Problem
Leave the pictures out. Return all other data exactly.

■ ■ ■ ■ ■

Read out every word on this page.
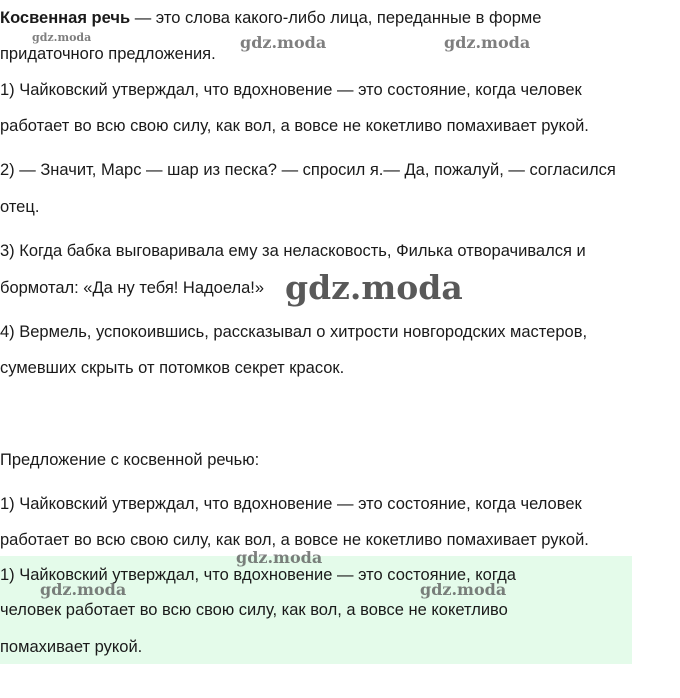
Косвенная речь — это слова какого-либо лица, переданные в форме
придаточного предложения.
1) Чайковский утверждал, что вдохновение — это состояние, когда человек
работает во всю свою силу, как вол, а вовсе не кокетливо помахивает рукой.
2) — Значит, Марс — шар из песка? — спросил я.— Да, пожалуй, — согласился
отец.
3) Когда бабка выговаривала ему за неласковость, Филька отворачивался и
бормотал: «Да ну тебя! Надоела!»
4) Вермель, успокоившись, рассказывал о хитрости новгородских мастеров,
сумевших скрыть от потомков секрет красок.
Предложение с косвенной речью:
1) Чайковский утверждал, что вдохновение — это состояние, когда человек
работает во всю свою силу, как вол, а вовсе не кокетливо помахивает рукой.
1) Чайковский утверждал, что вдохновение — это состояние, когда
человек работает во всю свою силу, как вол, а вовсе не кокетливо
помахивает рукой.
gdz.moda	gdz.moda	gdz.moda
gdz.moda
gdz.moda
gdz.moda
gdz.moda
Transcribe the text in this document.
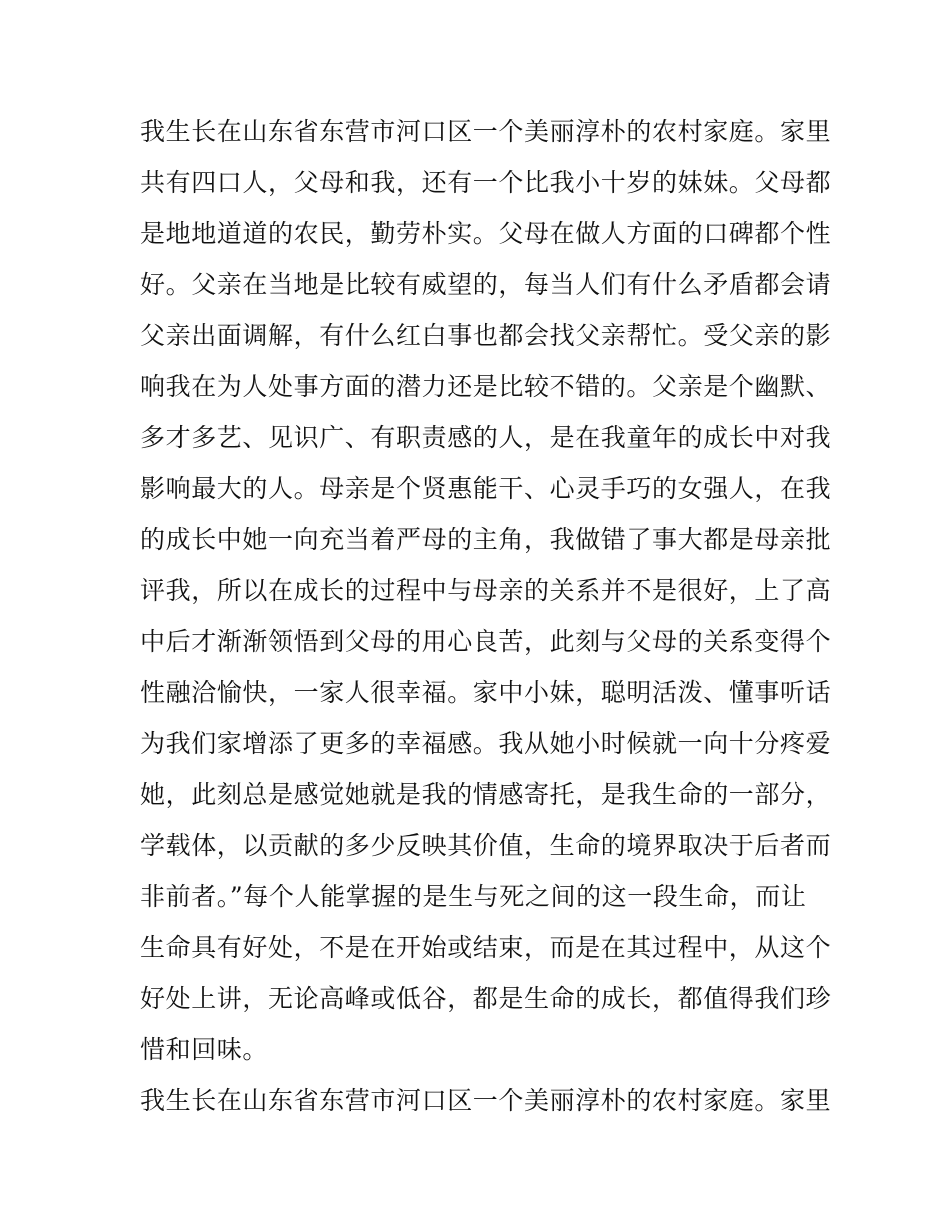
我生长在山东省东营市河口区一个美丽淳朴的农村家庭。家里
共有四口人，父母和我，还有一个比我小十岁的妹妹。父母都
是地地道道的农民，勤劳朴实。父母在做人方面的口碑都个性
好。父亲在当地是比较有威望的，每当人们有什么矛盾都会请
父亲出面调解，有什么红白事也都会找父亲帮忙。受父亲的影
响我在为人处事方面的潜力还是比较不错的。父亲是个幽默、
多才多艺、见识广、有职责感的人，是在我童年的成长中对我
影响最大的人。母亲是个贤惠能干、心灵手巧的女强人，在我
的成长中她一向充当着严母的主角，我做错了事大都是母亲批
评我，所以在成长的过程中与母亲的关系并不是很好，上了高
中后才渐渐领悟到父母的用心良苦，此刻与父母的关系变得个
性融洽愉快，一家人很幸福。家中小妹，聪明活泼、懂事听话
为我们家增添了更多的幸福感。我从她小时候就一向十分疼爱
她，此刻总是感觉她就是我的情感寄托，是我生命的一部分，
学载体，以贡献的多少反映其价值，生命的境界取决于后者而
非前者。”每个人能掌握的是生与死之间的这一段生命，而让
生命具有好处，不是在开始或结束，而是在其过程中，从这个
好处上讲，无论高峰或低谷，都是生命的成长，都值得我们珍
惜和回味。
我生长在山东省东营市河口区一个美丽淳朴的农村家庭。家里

■ ■ ■ ■ ■

Solution to this exercise
Read out every word on this page.
Косвенная речь — это слова какого-либо лица, переданные в форме
придаточного предложения.
1) Чайковский утверждал, что вдохновение — это состояние, когда человек
работает во всю свою силу, как вол, а вовсе не кокетливо помахивает рукой.
2) — Значит, Марс — шар из песка? — спросил я.— Да, пожалуй, — согласился
отец.
3) Когда бабка выговаривала ему за неласковость, Филька отворачивался и
бормотал: «Да ну тебя! Надоела!»
4) Вермель, успокоившись, рассказывал о хитрости новгородских мастеров,
сумевших скрыть от потомков секрет красок.
Предложение с косвенной речью:
1) Чайковский утверждал, что вдохновение — это состояние, когда человек
работает во всю свою силу, как вол, а вовсе не кокетливо помахивает рукой.
1) Чайковский утверждал, что вдохновение — это состояние, когда
человек работает во всю свою силу, как вол, а вовсе не кокетливо
помахивает рукой.
gdz.moda	gdz.moda	gdz.moda
gdz.moda
gdz.moda
gdz.moda
gdz.moda
Transcribe the text in this document.
我生长在山东省东营市河口区一个美丽淳朴的农村家庭。家里
共有四口人，父母和我，还有一个比我小十岁的妹妹。父母都
是地地道道的农民，勤劳朴实。父母在做人方面的口碑都个性
好。父亲在当地是比较有威望的，每当人们有什么矛盾都会请
父亲出面调解，有什么红白事也都会找父亲帮忙。受父亲的影
响我在为人处事方面的潜力还是比较不错的。父亲是个幽默、
多才多艺、见识广、有职责感的人，是在我童年的成长中对我
影响最大的人。母亲是个贤惠能干、心灵手巧的女强人，在我
的成长中她一向充当着严母的主角，我做错了事大都是母亲批
评我，所以在成长的过程中与母亲的关系并不是很好，上了高
中后才渐渐领悟到父母的用心良苦，此刻与父母的关系变得个
性融洽愉快，一家人很幸福。家中小妹，聪明活泼、懂事听话
为我们家增添了更多的幸福感。我从她小时候就一向十分疼爱
她，此刻总是感觉她就是我的情感寄托，是我生命的一部分，
学载体，以贡献的多少反映其价值，生命的境界取决于后者而
非前者。”每个人能掌握的是生与死之间的这一段生命，而让
生命具有好处，不是在开始或结束，而是在其过程中，从这个
好处上讲，无论高峰或低谷，都是生命的成长，都值得我们珍
惜和回味。
我生长在山东省东营市河口区一个美丽淳朴的农村家庭。家里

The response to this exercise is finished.